#### [Given information]
- - -

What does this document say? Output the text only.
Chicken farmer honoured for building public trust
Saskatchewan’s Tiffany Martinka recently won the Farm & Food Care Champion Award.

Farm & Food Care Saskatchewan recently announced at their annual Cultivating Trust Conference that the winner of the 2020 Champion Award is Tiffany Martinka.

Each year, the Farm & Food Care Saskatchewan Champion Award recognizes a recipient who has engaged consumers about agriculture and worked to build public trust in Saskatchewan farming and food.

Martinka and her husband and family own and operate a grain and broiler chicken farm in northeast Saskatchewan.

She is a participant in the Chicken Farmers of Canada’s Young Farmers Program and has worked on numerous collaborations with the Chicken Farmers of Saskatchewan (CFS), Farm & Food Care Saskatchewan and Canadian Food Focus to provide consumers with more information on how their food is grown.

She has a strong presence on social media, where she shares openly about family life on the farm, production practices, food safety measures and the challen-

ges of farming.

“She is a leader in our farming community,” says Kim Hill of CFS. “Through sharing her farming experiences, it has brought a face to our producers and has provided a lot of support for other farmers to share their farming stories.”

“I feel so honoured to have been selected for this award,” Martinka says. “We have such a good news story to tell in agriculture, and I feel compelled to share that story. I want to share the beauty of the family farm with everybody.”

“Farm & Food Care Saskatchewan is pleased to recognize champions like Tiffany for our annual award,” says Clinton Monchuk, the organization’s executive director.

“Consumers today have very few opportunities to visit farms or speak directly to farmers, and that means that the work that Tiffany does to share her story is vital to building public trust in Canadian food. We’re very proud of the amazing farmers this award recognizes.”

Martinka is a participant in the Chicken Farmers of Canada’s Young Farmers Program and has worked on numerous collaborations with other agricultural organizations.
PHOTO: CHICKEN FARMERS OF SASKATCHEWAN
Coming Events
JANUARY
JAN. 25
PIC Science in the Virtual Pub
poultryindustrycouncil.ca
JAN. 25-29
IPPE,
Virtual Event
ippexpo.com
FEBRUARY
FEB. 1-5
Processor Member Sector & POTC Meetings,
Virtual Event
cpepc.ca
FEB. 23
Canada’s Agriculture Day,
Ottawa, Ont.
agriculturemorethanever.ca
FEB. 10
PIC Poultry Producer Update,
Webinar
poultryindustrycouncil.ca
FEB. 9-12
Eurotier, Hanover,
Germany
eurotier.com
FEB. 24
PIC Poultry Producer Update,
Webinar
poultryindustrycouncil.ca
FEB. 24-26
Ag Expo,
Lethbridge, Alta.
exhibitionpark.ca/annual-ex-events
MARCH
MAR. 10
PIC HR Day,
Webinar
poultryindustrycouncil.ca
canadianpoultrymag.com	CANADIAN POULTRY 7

- - -

#### [What is asked]
Write out the entries above word for word.

#### [Complete response]
What does this document say? Output the text only.
Chicken farmer honoured for building public trust
Saskatchewan’s Tiffany Martinka recently won the Farm & Food Care Champion Award.

Farm & Food Care Saskatchewan recently announced at their annual Cultivating Trust Conference that the winner of the 2020 Champion Award is Tiffany Martinka.

Each year, the Farm & Food Care Saskatchewan Champion Award recognizes a recipient who has engaged consumers about agriculture and worked to build public trust in Saskatchewan farming and food.

Martinka and her husband and family own and operate a grain and broiler chicken farm in northeast Saskatchewan.

She is a participant in the Chicken Farmers of Canada’s Young Farmers Program and has worked on numerous collaborations with the Chicken Farmers of Saskatchewan (CFS), Farm & Food Care Saskatchewan and Canadian Food Focus to provide consumers with more information on how their food is grown.

She has a strong presence on social media, where she shares openly about family life on the farm, production practices, food safety measures and the challen-

ges of farming.

“She is a leader in our farming community,” says Kim Hill of CFS. “Through sharing her farming experiences, it has brought a face to our producers and has provided a lot of support for other farmers to share their farming stories.”

“I feel so honoured to have been selected for this award,” Martinka says. “We have such a good news story to tell in agriculture, and I feel compelled to share that story. I want to share the beauty of the family farm with everybody.”

“Farm & Food Care Saskatchewan is pleased to recognize champions like Tiffany for our annual award,” says Clinton Monchuk, the organization’s executive director.

“Consumers today have very few opportunities to visit farms or speak directly to farmers, and that means that the work that Tiffany does to share her story is vital to building public trust in Canadian food. We’re very proud of the amazing farmers this award recognizes.”

Martinka is a participant in the Chicken Farmers of Canada’s Young Farmers Program and has worked on numerous collaborations with other agricultural organizations.
PHOTO: CHICKEN FARMERS OF SASKATCHEWAN
Coming Events
JANUARY
JAN. 25
PIC Science in the Virtual Pub
poultryindustrycouncil.ca
JAN. 25-29
IPPE,
Virtual Event
ippexpo.com
FEBRUARY
FEB. 1-5
Processor Member Sector & POTC Meetings,
Virtual Event
cpepc.ca
FEB. 23
Canada’s Agriculture Day,
Ottawa, Ont.
agriculturemorethanever.ca
FEB. 10
PIC Poultry Producer Update,
Webinar
poultryindustrycouncil.ca
FEB. 9-12
Eurotier, Hanover,
Germany
eurotier.com
FEB. 24
PIC Poultry Producer Update,
Webinar
poultryindustrycouncil.ca
FEB. 24-26
Ag Expo,
Lethbridge, Alta.
exhibitionpark.ca/annual-ex-events
MARCH
MAR. 10
PIC HR Day,
Webinar
poultryindustrycouncil.ca
canadianpoultrymag.com	CANADIAN POULTRY 7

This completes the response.